**Records for the exercise**
______________________________
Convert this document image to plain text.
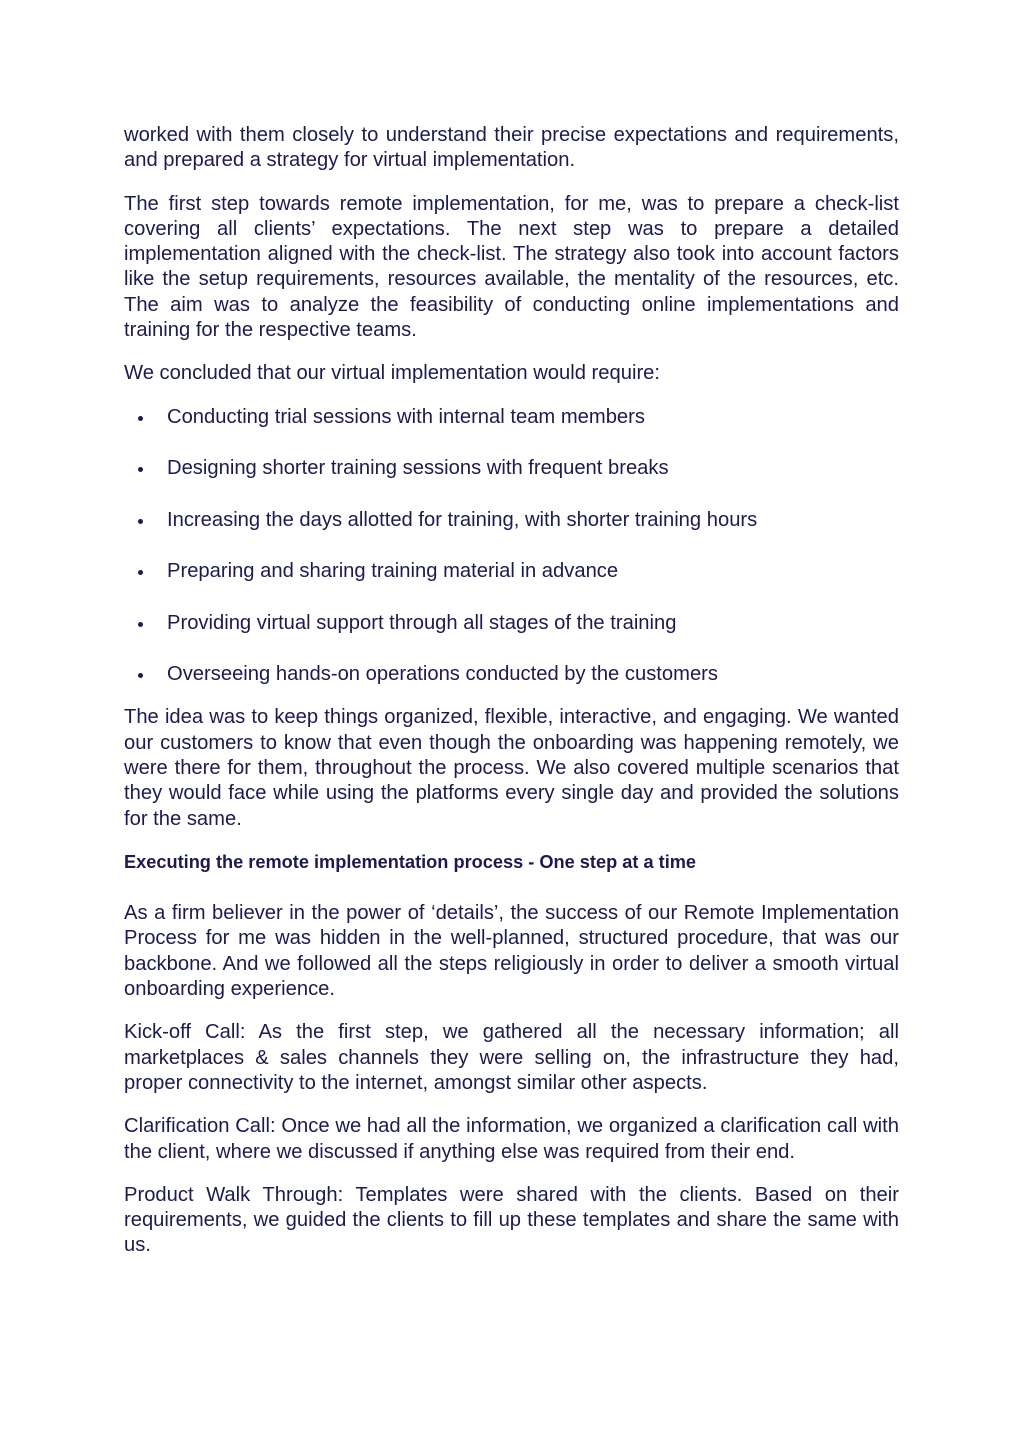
worked with them closely to understand their precise expectations and requirements, and prepared a strategy for virtual implementation.

The first step towards remote implementation, for me, was to prepare a check-list covering all clients’ expectations. The next step was to prepare a detailed implementation aligned with the check-list. The strategy also took into account factors like the setup requirements, resources available, the mentality of the resources, etc. The aim was to analyze the feasibility of conducting online implementations and training for the respective teams.

We concluded that our virtual implementation would require:

Conducting trial sessions with internal team members
Designing shorter training sessions with frequent breaks
Increasing the days allotted for training, with shorter training hours
Preparing and sharing training material in advance
Providing virtual support through all stages of the training
Overseeing hands-on operations conducted by the customers

The idea was to keep things organized, flexible, interactive, and engaging. We wanted our customers to know that even though the onboarding was happening remotely, we were there for them, throughout the process. We also covered multiple scenarios that they would face while using the platforms every single day and provided the solutions for the same.

Executing the remote implementation process - One step at a time

As a firm believer in the power of ‘details’, the success of our Remote Implementation Process for me was hidden in the well-planned, structured procedure, that was our backbone. And we followed all the steps religiously in order to deliver a smooth virtual onboarding experience.

Kick-off Call: As the first step, we gathered all the necessary information; all marketplaces & sales channels they were selling on, the infrastructure they had, proper connectivity to the internet, amongst similar other aspects.

Clarification Call: Once we had all the information, we organized a clarification call with the client, where we discussed if anything else was required from their end.

Product Walk Through: Templates were shared with the clients. Based on their requirements, we guided the clients to fill up these templates and share the same with us.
______________________________
**What is asked**
Write out the listing above again, exactly, but with no pictures in the copy.

**Correct answer**
Convert this document image to plain text.
worked with them closely to understand their precise expectations and requirements, and prepared a strategy for virtual implementation.

The first step towards remote implementation, for me, was to prepare a check-list covering all clients’ expectations. The next step was to prepare a detailed implementation aligned with the check-list. The strategy also took into account factors like the setup requirements, resources available, the mentality of the resources, etc. The aim was to analyze the feasibility of conducting online implementations and training for the respective teams.

We concluded that our virtual implementation would require:

Conducting trial sessions with internal team members
Designing shorter training sessions with frequent breaks
Increasing the days allotted for training, with shorter training hours
Preparing and sharing training material in advance
Providing virtual support through all stages of the training
Overseeing hands-on operations conducted by the customers

The idea was to keep things organized, flexible, interactive, and engaging. We wanted our customers to know that even though the onboarding was happening remotely, we were there for them, throughout the process. We also covered multiple scenarios that they would face while using the platforms every single day and provided the solutions for the same.

Executing the remote implementation process - One step at a time

As a firm believer in the power of ‘details’, the success of our Remote Implementation Process for me was hidden in the well-planned, structured procedure, that was our backbone. And we followed all the steps religiously in order to deliver a smooth virtual onboarding experience.

Kick-off Call: As the first step, we gathered all the necessary information; all marketplaces & sales channels they were selling on, the infrastructure they had, proper connectivity to the internet, amongst similar other aspects.

Clarification Call: Once we had all the information, we organized a clarification call with the client, where we discussed if anything else was required from their end.

Product Walk Through: Templates were shared with the clients. Based on their requirements, we guided the clients to fill up these templates and share the same with us.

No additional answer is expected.